Task: Could every line of the data be printed exactly as it reads?

Items listed in a dataset
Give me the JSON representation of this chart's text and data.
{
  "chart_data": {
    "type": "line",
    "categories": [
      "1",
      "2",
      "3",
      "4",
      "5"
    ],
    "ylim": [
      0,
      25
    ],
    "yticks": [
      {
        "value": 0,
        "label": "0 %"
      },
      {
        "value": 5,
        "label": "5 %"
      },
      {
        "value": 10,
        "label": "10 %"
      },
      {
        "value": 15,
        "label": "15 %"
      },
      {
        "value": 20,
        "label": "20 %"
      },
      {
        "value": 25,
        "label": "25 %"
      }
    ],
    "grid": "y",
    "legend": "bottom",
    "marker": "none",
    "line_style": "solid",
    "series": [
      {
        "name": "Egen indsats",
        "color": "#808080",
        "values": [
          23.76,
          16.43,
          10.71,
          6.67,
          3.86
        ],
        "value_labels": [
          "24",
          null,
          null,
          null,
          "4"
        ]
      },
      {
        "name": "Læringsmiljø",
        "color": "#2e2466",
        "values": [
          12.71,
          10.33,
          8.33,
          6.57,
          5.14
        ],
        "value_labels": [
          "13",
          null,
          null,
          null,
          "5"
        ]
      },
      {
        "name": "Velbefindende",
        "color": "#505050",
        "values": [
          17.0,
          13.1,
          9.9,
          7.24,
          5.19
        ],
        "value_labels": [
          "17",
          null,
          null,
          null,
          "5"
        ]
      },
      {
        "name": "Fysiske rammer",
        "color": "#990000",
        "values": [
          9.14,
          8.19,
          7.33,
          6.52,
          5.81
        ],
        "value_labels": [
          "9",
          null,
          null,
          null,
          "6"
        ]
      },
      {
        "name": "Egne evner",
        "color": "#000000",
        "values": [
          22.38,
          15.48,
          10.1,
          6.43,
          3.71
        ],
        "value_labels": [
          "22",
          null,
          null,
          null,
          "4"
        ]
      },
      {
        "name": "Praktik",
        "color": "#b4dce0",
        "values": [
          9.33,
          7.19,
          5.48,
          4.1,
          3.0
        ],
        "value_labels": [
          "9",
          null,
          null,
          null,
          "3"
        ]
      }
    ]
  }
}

Output of the exercise:
Give me the JSON representation of this chart's text and data.
{
  "chart_data": {
    "type": "line",
    "categories": [
      "1",
      "2",
      "3",
      "4",
      "5"
    ],
    "ylim": [
      0,
      25
    ],
    "yticks": [
      {
        "value": 0,
        "label": "0 %"
      },
      {
        "value": 5,
        "label": "5 %"
      },
      {
        "value": 10,
        "label": "10 %"
      },
      {
        "value": 15,
        "label": "15 %"
      },
      {
        "value": 20,
        "label": "20 %"
      },
      {
        "value": 25,
        "label": "25 %"
      }
    ],
    "grid": "y",
    "legend": "bottom",
    "marker": "none",
    "line_style": "solid",
    "series": [
      {
        "name": "Egen indsats",
        "color": "#808080",
        "values": [
          23.76,
          16.43,
          10.71,
          6.67,
          3.86
        ],
        "value_labels": [
          "24",
          null,
          null,
          null,
          "4"
        ]
      },
      {
        "name": "Læringsmiljø",
        "color": "#2e2466",
        "values": [
          12.71,
          10.33,
          8.33,
          6.57,
          5.14
        ],
        "value_labels": [
          "13",
          null,
          null,
          null,
          "5"
        ]
      },
      {
        "name": "Velbefindende",
        "color": "#505050",
        "values": [
          17.0,
          13.1,
          9.9,
          7.24,
          5.19
        ],
        "value_labels": [
          "17",
          null,
          null,
          null,
          "5"
        ]
      },
      {
        "name": "Fysiske rammer",
        "color": "#990000",
        "values": [
          9.14,
          8.19,
          7.33,
          6.52,
          5.81
        ],
        "value_labels": [
          "9",
          null,
          null,
          null,
          "6"
        ]
      },
      {
        "name": "Egne evner",
        "color": "#000000",
        "values": [
          22.38,
          15.48,
          10.1,
          6.43,
          3.71
        ],
        "value_labels": [
          "22",
          null,
          null,
          null,
          "4"
        ]
      },
      {
        "name": "Praktik",
        "color": "#b4dce0",
        "values": [
          9.33,
          7.19,
          5.48,
          4.1,
          3.0
        ],
        "value_labels": [
          "9",
          null,
          null,
          null,
          "3"
        ]
      }
    ]
  }
}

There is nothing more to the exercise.